- WORK TO DO: Will you transcribe the entries that follow, exactly and in full?

--- BEGIN ---

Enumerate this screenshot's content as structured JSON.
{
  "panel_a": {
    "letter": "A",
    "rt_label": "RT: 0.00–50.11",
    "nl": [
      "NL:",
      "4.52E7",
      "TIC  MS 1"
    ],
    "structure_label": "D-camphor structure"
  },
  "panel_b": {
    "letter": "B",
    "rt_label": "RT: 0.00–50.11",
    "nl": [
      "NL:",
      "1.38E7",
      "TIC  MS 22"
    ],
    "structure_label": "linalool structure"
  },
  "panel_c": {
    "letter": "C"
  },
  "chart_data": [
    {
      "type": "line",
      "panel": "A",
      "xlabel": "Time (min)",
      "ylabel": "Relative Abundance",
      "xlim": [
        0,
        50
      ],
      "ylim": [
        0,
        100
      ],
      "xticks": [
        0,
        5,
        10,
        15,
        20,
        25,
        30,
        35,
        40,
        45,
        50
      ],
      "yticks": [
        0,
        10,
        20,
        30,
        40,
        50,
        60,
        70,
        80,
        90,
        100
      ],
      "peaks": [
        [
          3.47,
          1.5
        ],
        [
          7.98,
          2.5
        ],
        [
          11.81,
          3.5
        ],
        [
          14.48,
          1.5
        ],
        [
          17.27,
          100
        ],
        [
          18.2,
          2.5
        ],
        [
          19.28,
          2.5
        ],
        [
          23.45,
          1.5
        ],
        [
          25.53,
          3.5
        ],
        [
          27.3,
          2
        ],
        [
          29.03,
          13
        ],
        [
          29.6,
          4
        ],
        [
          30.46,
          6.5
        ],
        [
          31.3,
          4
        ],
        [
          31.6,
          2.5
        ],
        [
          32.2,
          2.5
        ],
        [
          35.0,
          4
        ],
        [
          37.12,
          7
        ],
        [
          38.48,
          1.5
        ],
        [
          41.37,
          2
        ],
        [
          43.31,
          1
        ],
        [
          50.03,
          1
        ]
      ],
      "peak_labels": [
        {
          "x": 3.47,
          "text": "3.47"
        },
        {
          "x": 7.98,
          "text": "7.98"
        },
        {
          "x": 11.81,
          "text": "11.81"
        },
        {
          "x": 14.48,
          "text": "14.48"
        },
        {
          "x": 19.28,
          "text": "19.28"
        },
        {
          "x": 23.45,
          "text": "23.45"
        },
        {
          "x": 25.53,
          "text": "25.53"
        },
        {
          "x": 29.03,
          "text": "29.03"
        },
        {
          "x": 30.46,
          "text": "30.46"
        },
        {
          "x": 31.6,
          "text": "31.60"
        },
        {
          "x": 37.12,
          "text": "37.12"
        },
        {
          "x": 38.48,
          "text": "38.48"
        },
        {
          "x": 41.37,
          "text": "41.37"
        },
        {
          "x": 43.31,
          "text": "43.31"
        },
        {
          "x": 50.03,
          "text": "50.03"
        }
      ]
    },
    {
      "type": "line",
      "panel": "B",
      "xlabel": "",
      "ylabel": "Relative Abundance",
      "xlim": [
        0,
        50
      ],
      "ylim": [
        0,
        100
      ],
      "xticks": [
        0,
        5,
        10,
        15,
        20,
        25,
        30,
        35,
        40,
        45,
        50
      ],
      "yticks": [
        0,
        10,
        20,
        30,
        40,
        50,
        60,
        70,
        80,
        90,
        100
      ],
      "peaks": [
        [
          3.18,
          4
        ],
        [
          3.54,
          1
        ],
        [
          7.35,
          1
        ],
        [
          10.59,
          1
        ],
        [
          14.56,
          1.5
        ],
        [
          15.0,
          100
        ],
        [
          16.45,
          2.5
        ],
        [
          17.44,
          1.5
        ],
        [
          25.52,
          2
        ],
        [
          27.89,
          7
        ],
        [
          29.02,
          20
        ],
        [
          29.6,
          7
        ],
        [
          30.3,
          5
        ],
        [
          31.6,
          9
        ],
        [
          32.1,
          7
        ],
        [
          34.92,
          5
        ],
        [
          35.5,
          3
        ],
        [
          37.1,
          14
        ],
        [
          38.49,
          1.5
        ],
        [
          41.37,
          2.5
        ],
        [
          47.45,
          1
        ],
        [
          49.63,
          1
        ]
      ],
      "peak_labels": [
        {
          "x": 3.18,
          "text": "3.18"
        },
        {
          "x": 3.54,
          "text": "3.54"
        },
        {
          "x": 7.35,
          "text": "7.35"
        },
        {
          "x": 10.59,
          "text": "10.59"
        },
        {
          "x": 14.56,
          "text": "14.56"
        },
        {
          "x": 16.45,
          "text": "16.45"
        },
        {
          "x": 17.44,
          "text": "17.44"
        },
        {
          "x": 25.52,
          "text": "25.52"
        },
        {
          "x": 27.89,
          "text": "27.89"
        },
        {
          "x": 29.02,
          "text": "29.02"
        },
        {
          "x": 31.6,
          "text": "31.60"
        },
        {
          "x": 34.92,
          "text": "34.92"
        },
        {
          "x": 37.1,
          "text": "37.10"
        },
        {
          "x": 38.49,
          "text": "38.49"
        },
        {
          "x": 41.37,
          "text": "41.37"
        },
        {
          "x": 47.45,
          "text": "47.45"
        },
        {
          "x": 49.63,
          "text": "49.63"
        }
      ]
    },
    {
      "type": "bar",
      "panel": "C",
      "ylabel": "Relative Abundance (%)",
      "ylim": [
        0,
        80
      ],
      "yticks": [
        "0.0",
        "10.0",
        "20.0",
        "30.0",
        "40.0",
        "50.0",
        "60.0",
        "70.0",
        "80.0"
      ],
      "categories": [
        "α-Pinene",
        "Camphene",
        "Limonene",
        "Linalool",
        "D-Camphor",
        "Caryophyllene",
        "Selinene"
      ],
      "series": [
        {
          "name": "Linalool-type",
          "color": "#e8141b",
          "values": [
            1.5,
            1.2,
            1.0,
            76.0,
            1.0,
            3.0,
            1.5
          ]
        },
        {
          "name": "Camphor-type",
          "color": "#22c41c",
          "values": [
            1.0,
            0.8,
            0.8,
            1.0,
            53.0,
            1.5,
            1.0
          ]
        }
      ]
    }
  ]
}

--- END ---

- EXERCISE RESULT:
Enumerate this screenshot's content as structured JSON.
{
  "panel_a": {
    "letter": "A",
    "rt_label": "RT: 0.00–50.11",
    "nl": [
      "NL:",
      "4.52E7",
      "TIC  MS 1"
    ],
    "structure_label": "D-camphor structure"
  },
  "panel_b": {
    "letter": "B",
    "rt_label": "RT: 0.00–50.11",
    "nl": [
      "NL:",
      "1.38E7",
      "TIC  MS 22"
    ],
    "structure_label": "linalool structure"
  },
  "panel_c": {
    "letter": "C"
  },
  "chart_data": [
    {
      "type": "line",
      "panel": "A",
      "xlabel": "Time (min)",
      "ylabel": "Relative Abundance",
      "xlim": [
        0,
        50
      ],
      "ylim": [
        0,
        100
      ],
      "xticks": [
        0,
        5,
        10,
        15,
        20,
        25,
        30,
        35,
        40,
        45,
        50
      ],
      "yticks": [
        0,
        10,
        20,
        30,
        40,
        50,
        60,
        70,
        80,
        90,
        100
      ],
      "peaks": [
        [
          3.47,
          1.5
        ],
        [
          7.98,
          2.5
        ],
        [
          11.81,
          3.5
        ],
        [
          14.48,
          1.5
        ],
        [
          17.27,
          100
        ],
        [
          18.2,
          2.5
        ],
        [
          19.28,
          2.5
        ],
        [
          23.45,
          1.5
        ],
        [
          25.53,
          3.5
        ],
        [
          27.3,
          2
        ],
        [
          29.03,
          13
        ],
        [
          29.6,
          4
        ],
        [
          30.46,
          6.5
        ],
        [
          31.3,
          4
        ],
        [
          31.6,
          2.5
        ],
        [
          32.2,
          2.5
        ],
        [
          35.0,
          4
        ],
        [
          37.12,
          7
        ],
        [
          38.48,
          1.5
        ],
        [
          41.37,
          2
        ],
        [
          43.31,
          1
        ],
        [
          50.03,
          1
        ]
      ],
      "peak_labels": [
        {
          "x": 3.47,
          "text": "3.47"
        },
        {
          "x": 7.98,
          "text": "7.98"
        },
        {
          "x": 11.81,
          "text": "11.81"
        },
        {
          "x": 14.48,
          "text": "14.48"
        },
        {
          "x": 19.28,
          "text": "19.28"
        },
        {
          "x": 23.45,
          "text": "23.45"
        },
        {
          "x": 25.53,
          "text": "25.53"
        },
        {
          "x": 29.03,
          "text": "29.03"
        },
        {
          "x": 30.46,
          "text": "30.46"
        },
        {
          "x": 31.6,
          "text": "31.60"
        },
        {
          "x": 37.12,
          "text": "37.12"
        },
        {
          "x": 38.48,
          "text": "38.48"
        },
        {
          "x": 41.37,
          "text": "41.37"
        },
        {
          "x": 43.31,
          "text": "43.31"
        },
        {
          "x": 50.03,
          "text": "50.03"
        }
      ]
    },
    {
      "type": "line",
      "panel": "B",
      "xlabel": "",
      "ylabel": "Relative Abundance",
      "xlim": [
        0,
        50
      ],
      "ylim": [
        0,
        100
      ],
      "xticks": [
        0,
        5,
        10,
        15,
        20,
        25,
        30,
        35,
        40,
        45,
        50
      ],
      "yticks": [
        0,
        10,
        20,
        30,
        40,
        50,
        60,
        70,
        80,
        90,
        100
      ],
      "peaks": [
        [
          3.18,
          4
        ],
        [
          3.54,
          1
        ],
        [
          7.35,
          1
        ],
        [
          10.59,
          1
        ],
        [
          14.56,
          1.5
        ],
        [
          15.0,
          100
        ],
        [
          16.45,
          2.5
        ],
        [
          17.44,
          1.5
        ],
        [
          25.52,
          2
        ],
        [
          27.89,
          7
        ],
        [
          29.02,
          20
        ],
        [
          29.6,
          7
        ],
        [
          30.3,
          5
        ],
        [
          31.6,
          9
        ],
        [
          32.1,
          7
        ],
        [
          34.92,
          5
        ],
        [
          35.5,
          3
        ],
        [
          37.1,
          14
        ],
        [
          38.49,
          1.5
        ],
        [
          41.37,
          2.5
        ],
        [
          47.45,
          1
        ],
        [
          49.63,
          1
        ]
      ],
      "peak_labels": [
        {
          "x": 3.18,
          "text": "3.18"
        },
        {
          "x": 3.54,
          "text": "3.54"
        },
        {
          "x": 7.35,
          "text": "7.35"
        },
        {
          "x": 10.59,
          "text": "10.59"
        },
        {
          "x": 14.56,
          "text": "14.56"
        },
        {
          "x": 16.45,
          "text": "16.45"
        },
        {
          "x": 17.44,
          "text": "17.44"
        },
        {
          "x": 25.52,
          "text": "25.52"
        },
        {
          "x": 27.89,
          "text": "27.89"
        },
        {
          "x": 29.02,
          "text": "29.02"
        },
        {
          "x": 31.6,
          "text": "31.60"
        },
        {
          "x": 34.92,
          "text": "34.92"
        },
        {
          "x": 37.1,
          "text": "37.10"
        },
        {
          "x": 38.49,
          "text": "38.49"
        },
        {
          "x": 41.37,
          "text": "41.37"
        },
        {
          "x": 47.45,
          "text": "47.45"
        },
        {
          "x": 49.63,
          "text": "49.63"
        }
      ]
    },
    {
      "type": "bar",
      "panel": "C",
      "ylabel": "Relative Abundance (%)",
      "ylim": [
        0,
        80
      ],
      "yticks": [
        "0.0",
        "10.0",
        "20.0",
        "30.0",
        "40.0",
        "50.0",
        "60.0",
        "70.0",
        "80.0"
      ],
      "categories": [
        "α-Pinene",
        "Camphene",
        "Limonene",
        "Linalool",
        "D-Camphor",
        "Caryophyllene",
        "Selinene"
      ],
      "series": [
        {
          "name": "Linalool-type",
          "color": "#e8141b",
          "values": [
            1.5,
            1.2,
            1.0,
            76.0,
            1.0,
            3.0,
            1.5
          ]
        },
        {
          "name": "Camphor-type",
          "color": "#22c41c",
          "values": [
            1.0,
            0.8,
            0.8,
            1.0,
            53.0,
            1.5,
            1.0
          ]
        }
      ]
    }
  ]
}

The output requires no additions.